WHAT NEEDS TO BE DONE
Pull out every line containing the string "Read".

[Chart and figure data]
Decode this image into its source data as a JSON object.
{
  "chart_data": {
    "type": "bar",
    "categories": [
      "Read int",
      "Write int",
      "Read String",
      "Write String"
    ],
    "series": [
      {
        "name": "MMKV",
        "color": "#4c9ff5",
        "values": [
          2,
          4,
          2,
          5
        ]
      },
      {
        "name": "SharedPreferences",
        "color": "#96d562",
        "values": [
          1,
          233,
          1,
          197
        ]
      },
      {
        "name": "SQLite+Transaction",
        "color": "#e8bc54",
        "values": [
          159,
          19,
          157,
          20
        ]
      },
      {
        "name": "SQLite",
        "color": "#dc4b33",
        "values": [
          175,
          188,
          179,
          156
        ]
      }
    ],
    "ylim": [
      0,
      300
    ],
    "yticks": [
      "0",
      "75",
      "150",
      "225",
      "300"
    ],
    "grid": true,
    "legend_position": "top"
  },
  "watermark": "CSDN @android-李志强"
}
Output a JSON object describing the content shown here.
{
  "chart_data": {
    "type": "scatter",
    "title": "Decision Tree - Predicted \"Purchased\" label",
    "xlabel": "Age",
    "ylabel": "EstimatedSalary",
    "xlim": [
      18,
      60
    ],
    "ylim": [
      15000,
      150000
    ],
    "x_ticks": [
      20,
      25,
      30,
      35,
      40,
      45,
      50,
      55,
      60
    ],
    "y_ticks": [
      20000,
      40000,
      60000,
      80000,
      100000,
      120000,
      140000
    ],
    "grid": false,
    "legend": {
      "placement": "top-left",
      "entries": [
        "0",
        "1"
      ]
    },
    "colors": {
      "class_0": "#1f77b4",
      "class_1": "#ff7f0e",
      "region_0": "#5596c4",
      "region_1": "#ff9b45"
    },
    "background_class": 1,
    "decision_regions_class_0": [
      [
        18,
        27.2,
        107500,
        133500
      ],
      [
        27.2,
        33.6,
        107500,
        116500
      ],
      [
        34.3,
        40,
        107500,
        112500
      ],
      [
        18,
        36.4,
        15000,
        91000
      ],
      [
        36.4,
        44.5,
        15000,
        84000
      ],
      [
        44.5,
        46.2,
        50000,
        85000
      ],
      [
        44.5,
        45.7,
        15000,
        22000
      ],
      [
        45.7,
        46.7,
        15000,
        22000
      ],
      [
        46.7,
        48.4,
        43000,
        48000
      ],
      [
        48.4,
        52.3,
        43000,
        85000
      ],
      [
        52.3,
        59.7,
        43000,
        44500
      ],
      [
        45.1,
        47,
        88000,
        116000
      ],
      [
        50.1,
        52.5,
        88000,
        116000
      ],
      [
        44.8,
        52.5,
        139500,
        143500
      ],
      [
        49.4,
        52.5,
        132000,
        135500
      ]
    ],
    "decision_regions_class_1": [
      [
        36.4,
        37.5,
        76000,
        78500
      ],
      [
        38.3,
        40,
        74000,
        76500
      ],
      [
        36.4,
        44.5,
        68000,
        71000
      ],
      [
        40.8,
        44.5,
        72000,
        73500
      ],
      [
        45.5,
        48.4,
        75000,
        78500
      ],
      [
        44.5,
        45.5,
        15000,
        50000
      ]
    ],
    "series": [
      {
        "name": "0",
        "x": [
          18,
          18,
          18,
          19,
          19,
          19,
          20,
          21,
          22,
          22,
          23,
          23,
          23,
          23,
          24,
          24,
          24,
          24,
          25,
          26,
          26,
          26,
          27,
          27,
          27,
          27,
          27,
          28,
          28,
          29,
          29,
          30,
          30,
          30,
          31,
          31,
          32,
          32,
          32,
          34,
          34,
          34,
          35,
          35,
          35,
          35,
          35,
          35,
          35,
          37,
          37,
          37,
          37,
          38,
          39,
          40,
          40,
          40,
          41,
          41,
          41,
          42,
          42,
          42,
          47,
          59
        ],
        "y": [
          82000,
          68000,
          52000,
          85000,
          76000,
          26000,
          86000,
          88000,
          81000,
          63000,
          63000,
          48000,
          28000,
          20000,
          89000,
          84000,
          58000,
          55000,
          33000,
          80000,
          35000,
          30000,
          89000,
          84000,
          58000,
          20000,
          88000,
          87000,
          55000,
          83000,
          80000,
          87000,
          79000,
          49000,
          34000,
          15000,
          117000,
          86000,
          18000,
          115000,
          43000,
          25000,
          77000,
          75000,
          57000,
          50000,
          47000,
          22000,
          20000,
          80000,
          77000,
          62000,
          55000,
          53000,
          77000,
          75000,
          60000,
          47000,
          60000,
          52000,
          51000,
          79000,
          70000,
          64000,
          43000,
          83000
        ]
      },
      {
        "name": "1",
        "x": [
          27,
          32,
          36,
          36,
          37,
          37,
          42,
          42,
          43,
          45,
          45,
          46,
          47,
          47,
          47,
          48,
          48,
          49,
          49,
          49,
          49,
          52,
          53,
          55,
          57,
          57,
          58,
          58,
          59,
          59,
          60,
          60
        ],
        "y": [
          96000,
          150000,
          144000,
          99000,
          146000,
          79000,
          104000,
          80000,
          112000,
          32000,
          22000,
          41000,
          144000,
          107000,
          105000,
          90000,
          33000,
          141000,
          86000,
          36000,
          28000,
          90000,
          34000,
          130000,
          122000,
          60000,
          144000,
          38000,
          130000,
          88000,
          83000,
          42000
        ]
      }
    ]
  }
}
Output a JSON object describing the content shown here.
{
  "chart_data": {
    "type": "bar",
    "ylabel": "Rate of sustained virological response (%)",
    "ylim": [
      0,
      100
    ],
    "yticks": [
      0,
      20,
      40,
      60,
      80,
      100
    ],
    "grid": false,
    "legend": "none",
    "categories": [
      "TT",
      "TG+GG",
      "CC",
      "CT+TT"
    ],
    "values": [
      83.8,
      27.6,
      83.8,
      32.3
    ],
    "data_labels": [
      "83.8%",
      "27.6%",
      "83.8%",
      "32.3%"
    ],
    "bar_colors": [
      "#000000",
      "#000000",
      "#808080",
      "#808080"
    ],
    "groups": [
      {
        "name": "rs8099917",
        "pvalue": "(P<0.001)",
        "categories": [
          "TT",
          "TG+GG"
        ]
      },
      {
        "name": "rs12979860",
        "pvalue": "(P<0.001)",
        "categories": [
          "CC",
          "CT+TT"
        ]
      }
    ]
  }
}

--

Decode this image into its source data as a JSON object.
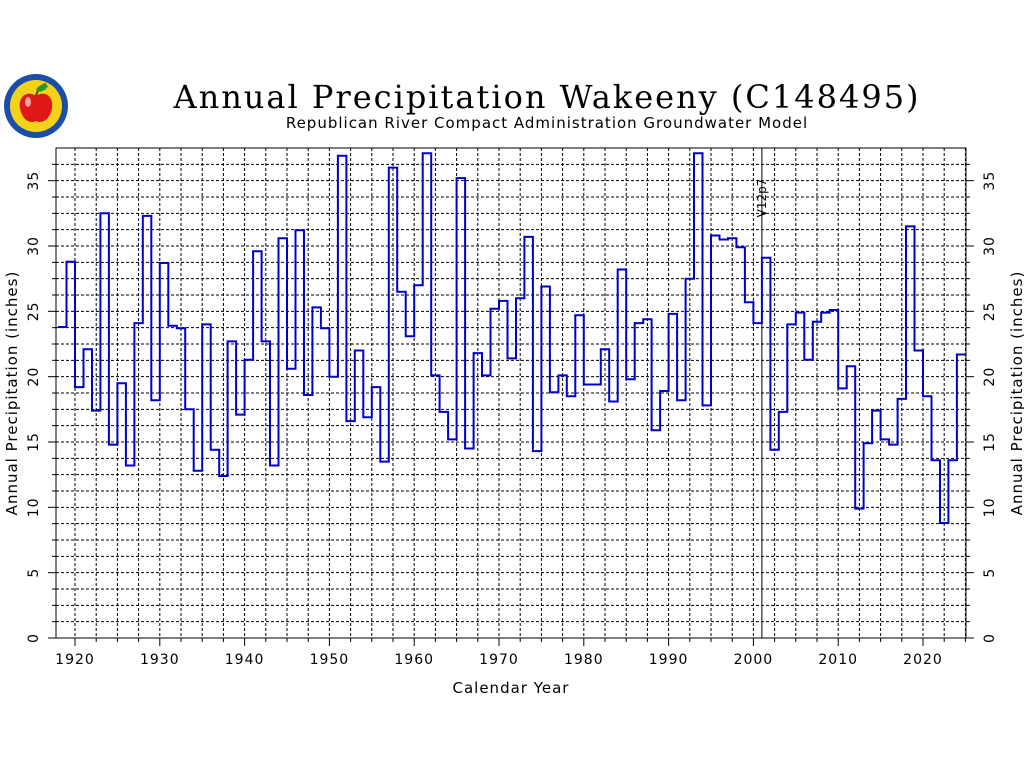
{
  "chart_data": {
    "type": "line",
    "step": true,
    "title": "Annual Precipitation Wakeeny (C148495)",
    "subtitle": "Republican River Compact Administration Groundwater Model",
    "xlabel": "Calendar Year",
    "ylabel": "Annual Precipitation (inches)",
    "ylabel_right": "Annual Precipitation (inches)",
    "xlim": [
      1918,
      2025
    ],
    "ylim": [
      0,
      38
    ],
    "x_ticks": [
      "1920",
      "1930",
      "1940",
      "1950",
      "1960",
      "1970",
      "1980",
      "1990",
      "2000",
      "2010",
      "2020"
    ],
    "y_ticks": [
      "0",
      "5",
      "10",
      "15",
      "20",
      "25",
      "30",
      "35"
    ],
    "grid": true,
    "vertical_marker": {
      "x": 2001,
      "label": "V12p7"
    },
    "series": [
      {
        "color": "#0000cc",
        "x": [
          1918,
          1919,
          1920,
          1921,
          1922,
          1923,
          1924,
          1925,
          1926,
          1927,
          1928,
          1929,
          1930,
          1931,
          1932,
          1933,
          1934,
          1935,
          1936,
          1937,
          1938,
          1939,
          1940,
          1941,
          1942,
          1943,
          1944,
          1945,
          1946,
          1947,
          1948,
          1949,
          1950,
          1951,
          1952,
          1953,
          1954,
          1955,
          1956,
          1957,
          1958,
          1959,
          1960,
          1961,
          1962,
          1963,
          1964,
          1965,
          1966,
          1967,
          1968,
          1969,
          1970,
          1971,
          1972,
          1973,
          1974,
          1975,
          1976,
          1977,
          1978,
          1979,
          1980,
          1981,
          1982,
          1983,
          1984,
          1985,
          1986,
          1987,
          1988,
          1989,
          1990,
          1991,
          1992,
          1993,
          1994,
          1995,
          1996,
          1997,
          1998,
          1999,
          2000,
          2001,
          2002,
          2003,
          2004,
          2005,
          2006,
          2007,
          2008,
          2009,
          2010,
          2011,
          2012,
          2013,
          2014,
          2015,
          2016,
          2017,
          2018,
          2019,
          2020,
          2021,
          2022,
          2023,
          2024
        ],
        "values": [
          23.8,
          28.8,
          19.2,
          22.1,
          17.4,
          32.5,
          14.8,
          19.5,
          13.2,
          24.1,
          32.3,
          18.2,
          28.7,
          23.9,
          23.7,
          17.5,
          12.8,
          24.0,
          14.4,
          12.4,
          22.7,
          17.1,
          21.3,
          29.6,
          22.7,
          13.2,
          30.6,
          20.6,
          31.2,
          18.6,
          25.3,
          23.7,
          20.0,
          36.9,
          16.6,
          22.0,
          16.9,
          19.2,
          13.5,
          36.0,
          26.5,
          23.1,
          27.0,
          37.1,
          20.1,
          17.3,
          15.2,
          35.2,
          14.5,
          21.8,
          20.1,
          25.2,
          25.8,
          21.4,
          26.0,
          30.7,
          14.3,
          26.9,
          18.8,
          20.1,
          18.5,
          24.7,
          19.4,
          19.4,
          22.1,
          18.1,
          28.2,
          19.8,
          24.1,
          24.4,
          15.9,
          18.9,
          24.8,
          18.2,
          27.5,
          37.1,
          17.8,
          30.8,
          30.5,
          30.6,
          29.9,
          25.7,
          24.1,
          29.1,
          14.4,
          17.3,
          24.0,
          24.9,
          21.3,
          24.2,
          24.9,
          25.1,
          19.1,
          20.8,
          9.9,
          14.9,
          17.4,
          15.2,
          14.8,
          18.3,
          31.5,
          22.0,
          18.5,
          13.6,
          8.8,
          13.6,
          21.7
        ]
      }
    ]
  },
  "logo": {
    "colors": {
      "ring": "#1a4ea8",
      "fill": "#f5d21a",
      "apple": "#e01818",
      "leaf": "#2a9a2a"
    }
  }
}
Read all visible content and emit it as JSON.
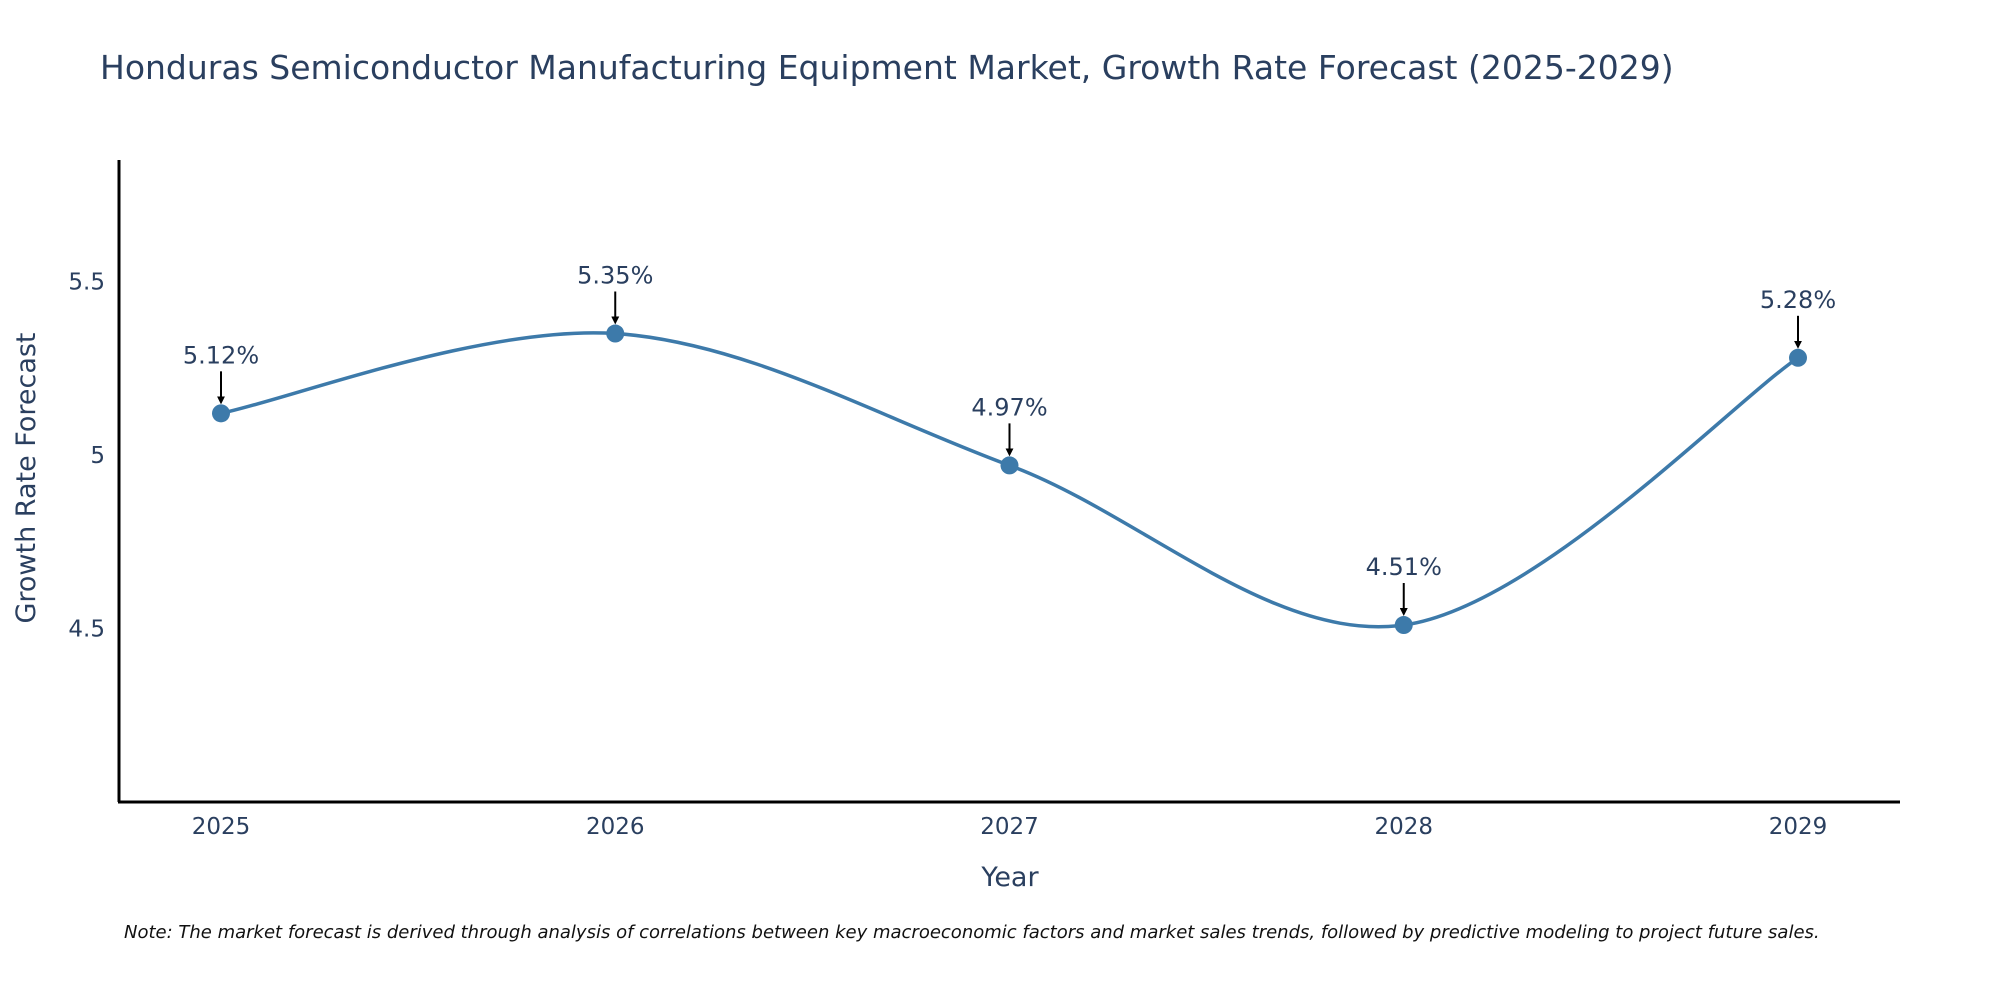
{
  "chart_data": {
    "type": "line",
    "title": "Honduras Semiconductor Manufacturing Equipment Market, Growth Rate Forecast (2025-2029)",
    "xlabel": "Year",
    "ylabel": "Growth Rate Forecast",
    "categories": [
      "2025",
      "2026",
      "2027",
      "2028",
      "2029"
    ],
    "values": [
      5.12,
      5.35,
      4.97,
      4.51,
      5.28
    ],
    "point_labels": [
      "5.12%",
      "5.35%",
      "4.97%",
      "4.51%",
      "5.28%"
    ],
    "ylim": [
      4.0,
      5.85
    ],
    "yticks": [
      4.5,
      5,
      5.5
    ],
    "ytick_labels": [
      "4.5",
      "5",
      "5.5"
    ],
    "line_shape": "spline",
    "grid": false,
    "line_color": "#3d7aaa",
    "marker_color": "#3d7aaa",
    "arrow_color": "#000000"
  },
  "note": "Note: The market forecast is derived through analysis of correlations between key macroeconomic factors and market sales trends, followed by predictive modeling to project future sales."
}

RESPONSE
      "Read int",
      "Read String",
Read all visible content and emit it as JSON.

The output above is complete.